--- TASK PROMPT ---
Write out all of the data without omission, exactly as shown.

--- GIVEN DATA ---
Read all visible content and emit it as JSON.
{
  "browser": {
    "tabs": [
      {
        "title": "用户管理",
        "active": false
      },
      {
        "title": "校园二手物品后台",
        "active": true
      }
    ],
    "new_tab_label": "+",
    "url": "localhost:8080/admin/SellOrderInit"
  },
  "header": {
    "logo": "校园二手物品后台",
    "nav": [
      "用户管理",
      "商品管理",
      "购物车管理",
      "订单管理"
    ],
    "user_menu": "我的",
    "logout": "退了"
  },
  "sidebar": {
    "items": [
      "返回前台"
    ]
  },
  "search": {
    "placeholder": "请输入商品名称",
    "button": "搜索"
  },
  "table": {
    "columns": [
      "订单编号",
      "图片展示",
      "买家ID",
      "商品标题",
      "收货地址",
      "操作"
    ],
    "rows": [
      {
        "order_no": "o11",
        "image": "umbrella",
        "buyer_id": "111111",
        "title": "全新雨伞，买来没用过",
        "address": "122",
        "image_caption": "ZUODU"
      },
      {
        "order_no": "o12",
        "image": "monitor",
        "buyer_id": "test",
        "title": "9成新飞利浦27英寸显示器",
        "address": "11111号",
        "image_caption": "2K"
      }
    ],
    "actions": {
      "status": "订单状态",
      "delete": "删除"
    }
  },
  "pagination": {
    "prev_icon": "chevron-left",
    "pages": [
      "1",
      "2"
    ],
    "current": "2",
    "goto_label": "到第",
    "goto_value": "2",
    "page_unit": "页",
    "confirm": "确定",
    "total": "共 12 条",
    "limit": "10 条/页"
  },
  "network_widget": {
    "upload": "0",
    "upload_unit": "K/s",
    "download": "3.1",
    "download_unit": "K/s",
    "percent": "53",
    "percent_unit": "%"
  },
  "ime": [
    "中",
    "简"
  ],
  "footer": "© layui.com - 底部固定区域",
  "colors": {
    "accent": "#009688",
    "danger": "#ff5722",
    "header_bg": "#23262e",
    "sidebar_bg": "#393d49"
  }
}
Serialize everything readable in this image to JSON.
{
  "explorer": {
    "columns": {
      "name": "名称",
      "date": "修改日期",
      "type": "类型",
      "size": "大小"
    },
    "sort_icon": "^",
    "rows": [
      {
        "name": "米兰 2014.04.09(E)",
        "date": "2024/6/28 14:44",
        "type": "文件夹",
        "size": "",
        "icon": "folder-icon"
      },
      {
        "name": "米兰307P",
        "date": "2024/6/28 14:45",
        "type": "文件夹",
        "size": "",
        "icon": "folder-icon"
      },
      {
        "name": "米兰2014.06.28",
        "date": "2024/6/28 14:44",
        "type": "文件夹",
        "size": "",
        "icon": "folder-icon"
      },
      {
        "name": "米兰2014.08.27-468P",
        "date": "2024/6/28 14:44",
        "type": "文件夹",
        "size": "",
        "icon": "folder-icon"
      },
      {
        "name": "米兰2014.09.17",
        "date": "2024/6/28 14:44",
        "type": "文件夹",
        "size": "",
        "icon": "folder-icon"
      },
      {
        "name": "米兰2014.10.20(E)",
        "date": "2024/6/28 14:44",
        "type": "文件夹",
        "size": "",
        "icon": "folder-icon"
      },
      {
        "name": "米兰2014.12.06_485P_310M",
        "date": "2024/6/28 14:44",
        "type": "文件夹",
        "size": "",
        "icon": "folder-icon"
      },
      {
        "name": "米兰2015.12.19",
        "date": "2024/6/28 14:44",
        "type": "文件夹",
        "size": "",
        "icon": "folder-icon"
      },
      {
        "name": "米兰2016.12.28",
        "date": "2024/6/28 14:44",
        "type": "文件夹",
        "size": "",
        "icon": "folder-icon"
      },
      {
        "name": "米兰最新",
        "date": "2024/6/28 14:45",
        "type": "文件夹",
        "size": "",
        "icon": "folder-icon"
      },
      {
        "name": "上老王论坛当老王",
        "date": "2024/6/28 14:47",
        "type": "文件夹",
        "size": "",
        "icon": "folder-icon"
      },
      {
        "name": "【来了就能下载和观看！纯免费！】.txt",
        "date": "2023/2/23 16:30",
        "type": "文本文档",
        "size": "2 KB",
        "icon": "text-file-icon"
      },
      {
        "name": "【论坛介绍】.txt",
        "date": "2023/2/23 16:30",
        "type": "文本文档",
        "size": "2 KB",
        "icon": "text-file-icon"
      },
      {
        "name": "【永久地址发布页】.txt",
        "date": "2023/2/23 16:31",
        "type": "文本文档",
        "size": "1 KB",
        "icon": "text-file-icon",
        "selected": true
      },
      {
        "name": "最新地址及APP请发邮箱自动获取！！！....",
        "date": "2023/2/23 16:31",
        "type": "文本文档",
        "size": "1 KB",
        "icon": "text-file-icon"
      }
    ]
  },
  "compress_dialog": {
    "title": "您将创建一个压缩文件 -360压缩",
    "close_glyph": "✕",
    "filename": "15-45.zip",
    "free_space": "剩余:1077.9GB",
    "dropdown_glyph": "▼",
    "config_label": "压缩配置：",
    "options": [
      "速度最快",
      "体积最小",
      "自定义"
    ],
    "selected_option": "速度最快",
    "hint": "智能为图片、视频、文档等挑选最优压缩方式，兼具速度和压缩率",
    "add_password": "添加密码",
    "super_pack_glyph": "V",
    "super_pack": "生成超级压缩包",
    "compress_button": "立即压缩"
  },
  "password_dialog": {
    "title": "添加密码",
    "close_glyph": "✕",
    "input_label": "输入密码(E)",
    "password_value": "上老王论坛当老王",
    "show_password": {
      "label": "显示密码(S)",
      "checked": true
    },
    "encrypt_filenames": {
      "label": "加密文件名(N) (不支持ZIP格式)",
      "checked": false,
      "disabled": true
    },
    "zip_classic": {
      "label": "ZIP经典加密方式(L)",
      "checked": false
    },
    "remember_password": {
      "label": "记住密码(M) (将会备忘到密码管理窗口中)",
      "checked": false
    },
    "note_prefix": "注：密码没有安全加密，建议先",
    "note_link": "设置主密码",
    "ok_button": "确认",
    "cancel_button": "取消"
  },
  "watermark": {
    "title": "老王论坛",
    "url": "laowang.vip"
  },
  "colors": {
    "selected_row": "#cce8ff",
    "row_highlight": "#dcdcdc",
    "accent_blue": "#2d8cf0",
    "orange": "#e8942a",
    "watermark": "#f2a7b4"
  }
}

--- REPLY TO THE EXERCISE ---
Read all visible content and emit it as JSON.
{
  "browser": {
    "tabs": [
      {
        "title": "用户管理",
        "active": false
      },
      {
        "title": "校园二手物品后台",
        "active": true
      }
    ],
    "new_tab_label": "+",
    "url": "localhost:8080/admin/SellOrderInit"
  },
  "header": {
    "logo": "校园二手物品后台",
    "nav": [
      "用户管理",
      "商品管理",
      "购物车管理",
      "订单管理"
    ],
    "user_menu": "我的",
    "logout": "退了"
  },
  "sidebar": {
    "items": [
      "返回前台"
    ]
  },
  "search": {
    "placeholder": "请输入商品名称",
    "button": "搜索"
  },
  "table": {
    "columns": [
      "订单编号",
      "图片展示",
      "买家ID",
      "商品标题",
      "收货地址",
      "操作"
    ],
    "rows": [
      {
        "order_no": "o11",
        "image": "umbrella",
        "buyer_id": "111111",
        "title": "全新雨伞，买来没用过",
        "address": "122",
        "image_caption": "ZUODU"
      },
      {
        "order_no": "o12",
        "image": "monitor",
        "buyer_id": "test",
        "title": "9成新飞利浦27英寸显示器",
        "address": "11111号",
        "image_caption": "2K"
      }
    ],
    "actions": {
      "status": "订单状态",
      "delete": "删除"
    }
  },
  "pagination": {
    "prev_icon": "chevron-left",
    "pages": [
      "1",
      "2"
    ],
    "current": "2",
    "goto_label": "到第",
    "goto_value": "2",
    "page_unit": "页",
    "confirm": "确定",
    "total": "共 12 条",
    "limit": "10 条/页"
  },
  "network_widget": {
    "upload": "0",
    "upload_unit": "K/s",
    "download": "3.1",
    "download_unit": "K/s",
    "percent": "53",
    "percent_unit": "%"
  },
  "ime": [
    "中",
    "简"
  ],
  "footer": "© layui.com - 底部固定区域",
  "colors": {
    "accent": "#009688",
    "danger": "#ff5722",
    "header_bg": "#23262e",
    "sidebar_bg": "#393d49"
  }
}
Serialize everything readable in this image to JSON.
{
  "explorer": {
    "columns": {
      "name": "名称",
      "date": "修改日期",
      "type": "类型",
      "size": "大小"
    },
    "sort_icon": "^",
    "rows": [
      {
        "name": "米兰 2014.04.09(E)",
        "date": "2024/6/28 14:44",
        "type": "文件夹",
        "size": "",
        "icon": "folder-icon"
      },
      {
        "name": "米兰307P",
        "date": "2024/6/28 14:45",
        "type": "文件夹",
        "size": "",
        "icon": "folder-icon"
      },
      {
        "name": "米兰2014.06.28",
        "date": "2024/6/28 14:44",
        "type": "文件夹",
        "size": "",
        "icon": "folder-icon"
      },
      {
        "name": "米兰2014.08.27-468P",
        "date": "2024/6/28 14:44",
        "type": "文件夹",
        "size": "",
        "icon": "folder-icon"
      },
      {
        "name": "米兰2014.09.17",
        "date": "2024/6/28 14:44",
        "type": "文件夹",
        "size": "",
        "icon": "folder-icon"
      },
      {
        "name": "米兰2014.10.20(E)",
        "date": "2024/6/28 14:44",
        "type": "文件夹",
        "size": "",
        "icon": "folder-icon"
      },
      {
        "name": "米兰2014.12.06_485P_310M",
        "date": "2024/6/28 14:44",
        "type": "文件夹",
        "size": "",
        "icon": "folder-icon"
      },
      {
        "name": "米兰2015.12.19",
        "date": "2024/6/28 14:44",
        "type": "文件夹",
        "size": "",
        "icon": "folder-icon"
      },
      {
        "name": "米兰2016.12.28",
        "date": "2024/6/28 14:44",
        "type": "文件夹",
        "size": "",
        "icon": "folder-icon"
      },
      {
        "name": "米兰最新",
        "date": "2024/6/28 14:45",
        "type": "文件夹",
        "size": "",
        "icon": "folder-icon"
      },
      {
        "name": "上老王论坛当老王",
        "date": "2024/6/28 14:47",
        "type": "文件夹",
        "size": "",
        "icon": "folder-icon"
      },
      {
        "name": "【来了就能下载和观看！纯免费！】.txt",
        "date": "2023/2/23 16:30",
        "type": "文本文档",
        "size": "2 KB",
        "icon": "text-file-icon"
      },
      {
        "name": "【论坛介绍】.txt",
        "date": "2023/2/23 16:30",
        "type": "文本文档",
        "size": "2 KB",
        "icon": "text-file-icon"
      },
      {
        "name": "【永久地址发布页】.txt",
        "date": "2023/2/23 16:31",
        "type": "文本文档",
        "size": "1 KB",
        "icon": "text-file-icon",
        "selected": true
      },
      {
        "name": "最新地址及APP请发邮箱自动获取！！！....",
        "date": "2023/2/23 16:31",
        "type": "文本文档",
        "size": "1 KB",
        "icon": "text-file-icon"
      }
    ]
  },
  "compress_dialog": {
    "title": "您将创建一个压缩文件 -360压缩",
    "close_glyph": "✕",
    "filename": "15-45.zip",
    "free_space": "剩余:1077.9GB",
    "dropdown_glyph": "▼",
    "config_label": "压缩配置：",
    "options": [
      "速度最快",
      "体积最小",
      "自定义"
    ],
    "selected_option": "速度最快",
    "hint": "智能为图片、视频、文档等挑选最优压缩方式，兼具速度和压缩率",
    "add_password": "添加密码",
    "super_pack_glyph": "V",
    "super_pack": "生成超级压缩包",
    "compress_button": "立即压缩"
  },
  "password_dialog": {
    "title": "添加密码",
    "close_glyph": "✕",
    "input_label": "输入密码(E)",
    "password_value": "上老王论坛当老王",
    "show_password": {
      "label": "显示密码(S)",
      "checked": true
    },
    "encrypt_filenames": {
      "label": "加密文件名(N) (不支持ZIP格式)",
      "checked": false,
      "disabled": true
    },
    "zip_classic": {
      "label": "ZIP经典加密方式(L)",
      "checked": false
    },
    "remember_password": {
      "label": "记住密码(M) (将会备忘到密码管理窗口中)",
      "checked": false
    },
    "note_prefix": "注：密码没有安全加密，建议先",
    "note_link": "设置主密码",
    "ok_button": "确认",
    "cancel_button": "取消"
  },
  "watermark": {
    "title": "老王论坛",
    "url": "laowang.vip"
  },
  "colors": {
    "selected_row": "#cce8ff",
    "row_highlight": "#dcdcdc",
    "accent_blue": "#2d8cf0",
    "orange": "#e8942a",
    "watermark": "#f2a7b4"
  }
}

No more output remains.